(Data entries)
▬▬▬▬▬▬▬▬▬▬
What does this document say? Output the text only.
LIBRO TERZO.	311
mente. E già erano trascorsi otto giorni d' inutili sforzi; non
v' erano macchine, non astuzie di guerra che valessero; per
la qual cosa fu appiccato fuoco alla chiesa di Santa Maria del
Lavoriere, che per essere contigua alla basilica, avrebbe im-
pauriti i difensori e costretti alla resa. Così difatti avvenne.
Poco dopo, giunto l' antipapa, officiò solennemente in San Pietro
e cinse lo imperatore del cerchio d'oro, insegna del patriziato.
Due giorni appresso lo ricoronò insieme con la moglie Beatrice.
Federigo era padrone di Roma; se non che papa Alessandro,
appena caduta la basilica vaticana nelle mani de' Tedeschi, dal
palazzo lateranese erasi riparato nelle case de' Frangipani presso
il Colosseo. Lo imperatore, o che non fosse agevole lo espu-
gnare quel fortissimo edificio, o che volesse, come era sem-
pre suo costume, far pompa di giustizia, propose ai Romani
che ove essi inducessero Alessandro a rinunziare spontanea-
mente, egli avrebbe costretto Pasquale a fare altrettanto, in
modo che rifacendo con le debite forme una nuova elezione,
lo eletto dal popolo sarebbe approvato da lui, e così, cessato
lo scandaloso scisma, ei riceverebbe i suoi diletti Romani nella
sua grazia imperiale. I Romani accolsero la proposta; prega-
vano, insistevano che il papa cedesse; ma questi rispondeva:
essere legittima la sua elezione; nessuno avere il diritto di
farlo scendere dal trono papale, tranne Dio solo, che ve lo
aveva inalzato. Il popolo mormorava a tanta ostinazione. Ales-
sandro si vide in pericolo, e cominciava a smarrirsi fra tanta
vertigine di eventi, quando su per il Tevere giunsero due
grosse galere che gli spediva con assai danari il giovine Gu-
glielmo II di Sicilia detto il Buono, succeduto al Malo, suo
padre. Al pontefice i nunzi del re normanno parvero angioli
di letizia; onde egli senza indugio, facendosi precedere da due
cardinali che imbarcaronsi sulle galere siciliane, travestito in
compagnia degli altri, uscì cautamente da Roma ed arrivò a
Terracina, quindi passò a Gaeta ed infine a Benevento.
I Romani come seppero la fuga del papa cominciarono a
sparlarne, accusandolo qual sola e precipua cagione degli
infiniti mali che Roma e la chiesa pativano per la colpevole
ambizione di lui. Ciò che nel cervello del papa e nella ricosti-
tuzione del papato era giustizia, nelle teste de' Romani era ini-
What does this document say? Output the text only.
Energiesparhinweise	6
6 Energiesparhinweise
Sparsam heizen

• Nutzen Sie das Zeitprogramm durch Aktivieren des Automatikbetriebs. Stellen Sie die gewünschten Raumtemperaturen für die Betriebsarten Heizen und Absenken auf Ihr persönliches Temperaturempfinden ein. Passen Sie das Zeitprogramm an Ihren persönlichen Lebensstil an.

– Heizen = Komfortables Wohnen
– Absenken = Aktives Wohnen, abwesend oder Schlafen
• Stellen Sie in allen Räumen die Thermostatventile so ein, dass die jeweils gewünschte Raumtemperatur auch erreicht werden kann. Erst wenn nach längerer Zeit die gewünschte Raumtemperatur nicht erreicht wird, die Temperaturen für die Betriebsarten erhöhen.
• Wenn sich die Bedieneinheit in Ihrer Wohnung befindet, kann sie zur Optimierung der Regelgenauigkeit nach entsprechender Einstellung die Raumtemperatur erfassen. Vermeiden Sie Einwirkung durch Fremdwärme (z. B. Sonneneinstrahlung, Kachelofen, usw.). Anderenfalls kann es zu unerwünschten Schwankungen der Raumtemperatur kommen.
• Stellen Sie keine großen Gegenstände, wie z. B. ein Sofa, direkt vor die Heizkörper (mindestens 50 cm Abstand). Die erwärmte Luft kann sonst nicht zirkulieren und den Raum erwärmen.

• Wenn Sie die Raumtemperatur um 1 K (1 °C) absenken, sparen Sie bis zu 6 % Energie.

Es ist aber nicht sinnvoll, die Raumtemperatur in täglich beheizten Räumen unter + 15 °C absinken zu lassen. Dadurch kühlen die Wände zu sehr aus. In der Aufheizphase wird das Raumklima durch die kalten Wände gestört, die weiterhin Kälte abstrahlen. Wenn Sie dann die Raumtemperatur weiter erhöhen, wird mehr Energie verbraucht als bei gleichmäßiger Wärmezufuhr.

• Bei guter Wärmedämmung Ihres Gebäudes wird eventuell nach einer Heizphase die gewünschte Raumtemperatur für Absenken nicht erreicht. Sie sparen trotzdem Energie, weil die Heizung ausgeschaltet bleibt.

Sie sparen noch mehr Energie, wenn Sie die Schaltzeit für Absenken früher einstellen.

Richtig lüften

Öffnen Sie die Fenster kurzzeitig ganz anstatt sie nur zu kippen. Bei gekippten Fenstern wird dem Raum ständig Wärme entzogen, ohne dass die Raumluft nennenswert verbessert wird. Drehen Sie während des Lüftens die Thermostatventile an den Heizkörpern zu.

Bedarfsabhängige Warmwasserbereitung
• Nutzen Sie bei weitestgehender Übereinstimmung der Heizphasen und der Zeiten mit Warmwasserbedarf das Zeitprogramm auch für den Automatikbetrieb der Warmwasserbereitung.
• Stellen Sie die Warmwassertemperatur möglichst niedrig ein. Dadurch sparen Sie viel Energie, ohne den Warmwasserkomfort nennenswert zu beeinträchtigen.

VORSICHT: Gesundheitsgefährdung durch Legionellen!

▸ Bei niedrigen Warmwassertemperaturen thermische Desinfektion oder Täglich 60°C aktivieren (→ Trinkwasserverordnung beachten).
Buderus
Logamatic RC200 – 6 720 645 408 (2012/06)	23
▬▬▬▬▬▬▬▬▬▬
> _PROBLEM DESCRIPTION_: Each record must be repeated exactly as it is.

> _REPLY TO THE TASK_:
What does this document say? Output the text only.
LIBRO TERZO.	311
mente. E già erano trascorsi otto giorni d' inutili sforzi; non
v' erano macchine, non astuzie di guerra che valessero; per
la qual cosa fu appiccato fuoco alla chiesa di Santa Maria del
Lavoriere, che per essere contigua alla basilica, avrebbe im-
pauriti i difensori e costretti alla resa. Così difatti avvenne.
Poco dopo, giunto l' antipapa, officiò solennemente in San Pietro
e cinse lo imperatore del cerchio d'oro, insegna del patriziato.
Due giorni appresso lo ricoronò insieme con la moglie Beatrice.
Federigo era padrone di Roma; se non che papa Alessandro,
appena caduta la basilica vaticana nelle mani de' Tedeschi, dal
palazzo lateranese erasi riparato nelle case de' Frangipani presso
il Colosseo. Lo imperatore, o che non fosse agevole lo espu-
gnare quel fortissimo edificio, o che volesse, come era sem-
pre suo costume, far pompa di giustizia, propose ai Romani
che ove essi inducessero Alessandro a rinunziare spontanea-
mente, egli avrebbe costretto Pasquale a fare altrettanto, in
modo che rifacendo con le debite forme una nuova elezione,
lo eletto dal popolo sarebbe approvato da lui, e così, cessato
lo scandaloso scisma, ei riceverebbe i suoi diletti Romani nella
sua grazia imperiale. I Romani accolsero la proposta; prega-
vano, insistevano che il papa cedesse; ma questi rispondeva:
essere legittima la sua elezione; nessuno avere il diritto di
farlo scendere dal trono papale, tranne Dio solo, che ve lo
aveva inalzato. Il popolo mormorava a tanta ostinazione. Ales-
sandro si vide in pericolo, e cominciava a smarrirsi fra tanta
vertigine di eventi, quando su per il Tevere giunsero due
grosse galere che gli spediva con assai danari il giovine Gu-
glielmo II di Sicilia detto il Buono, succeduto al Malo, suo
padre. Al pontefice i nunzi del re normanno parvero angioli
di letizia; onde egli senza indugio, facendosi precedere da due
cardinali che imbarcaronsi sulle galere siciliane, travestito in
compagnia degli altri, uscì cautamente da Roma ed arrivò a
Terracina, quindi passò a Gaeta ed infine a Benevento.
I Romani come seppero la fuga del papa cominciarono a
sparlarne, accusandolo qual sola e precipua cagione degli
infiniti mali che Roma e la chiesa pativano per la colpevole
ambizione di lui. Ciò che nel cervello del papa e nella ricosti-
tuzione del papato era giustizia, nelle teste de' Romani era ini-
What does this document say? Output the text only.
Energiesparhinweise	6
6 Energiesparhinweise
Sparsam heizen

• Nutzen Sie das Zeitprogramm durch Aktivieren des Automatikbetriebs. Stellen Sie die gewünschten Raumtemperaturen für die Betriebsarten Heizen und Absenken auf Ihr persönliches Temperaturempfinden ein. Passen Sie das Zeitprogramm an Ihren persönlichen Lebensstil an.

– Heizen = Komfortables Wohnen
– Absenken = Aktives Wohnen, abwesend oder Schlafen
• Stellen Sie in allen Räumen die Thermostatventile so ein, dass die jeweils gewünschte Raumtemperatur auch erreicht werden kann. Erst wenn nach längerer Zeit die gewünschte Raumtemperatur nicht erreicht wird, die Temperaturen für die Betriebsarten erhöhen.
• Wenn sich die Bedieneinheit in Ihrer Wohnung befindet, kann sie zur Optimierung der Regelgenauigkeit nach entsprechender Einstellung die Raumtemperatur erfassen. Vermeiden Sie Einwirkung durch Fremdwärme (z. B. Sonneneinstrahlung, Kachelofen, usw.). Anderenfalls kann es zu unerwünschten Schwankungen der Raumtemperatur kommen.
• Stellen Sie keine großen Gegenstände, wie z. B. ein Sofa, direkt vor die Heizkörper (mindestens 50 cm Abstand). Die erwärmte Luft kann sonst nicht zirkulieren und den Raum erwärmen.

• Wenn Sie die Raumtemperatur um 1 K (1 °C) absenken, sparen Sie bis zu 6 % Energie.

Es ist aber nicht sinnvoll, die Raumtemperatur in täglich beheizten Räumen unter + 15 °C absinken zu lassen. Dadurch kühlen die Wände zu sehr aus. In der Aufheizphase wird das Raumklima durch die kalten Wände gestört, die weiterhin Kälte abstrahlen. Wenn Sie dann die Raumtemperatur weiter erhöhen, wird mehr Energie verbraucht als bei gleichmäßiger Wärmezufuhr.

• Bei guter Wärmedämmung Ihres Gebäudes wird eventuell nach einer Heizphase die gewünschte Raumtemperatur für Absenken nicht erreicht. Sie sparen trotzdem Energie, weil die Heizung ausgeschaltet bleibt.

Sie sparen noch mehr Energie, wenn Sie die Schaltzeit für Absenken früher einstellen.

Richtig lüften

Öffnen Sie die Fenster kurzzeitig ganz anstatt sie nur zu kippen. Bei gekippten Fenstern wird dem Raum ständig Wärme entzogen, ohne dass die Raumluft nennenswert verbessert wird. Drehen Sie während des Lüftens die Thermostatventile an den Heizkörpern zu.

Bedarfsabhängige Warmwasserbereitung
• Nutzen Sie bei weitestgehender Übereinstimmung der Heizphasen und der Zeiten mit Warmwasserbedarf das Zeitprogramm auch für den Automatikbetrieb der Warmwasserbereitung.
• Stellen Sie die Warmwassertemperatur möglichst niedrig ein. Dadurch sparen Sie viel Energie, ohne den Warmwasserkomfort nennenswert zu beeinträchtigen.

VORSICHT: Gesundheitsgefährdung durch Legionellen!

▸ Bei niedrigen Warmwassertemperaturen thermische Desinfektion oder Täglich 60°C aktivieren (→ Trinkwasserverordnung beachten).
Buderus
Logamatic RC200 – 6 720 645 408 (2012/06)	23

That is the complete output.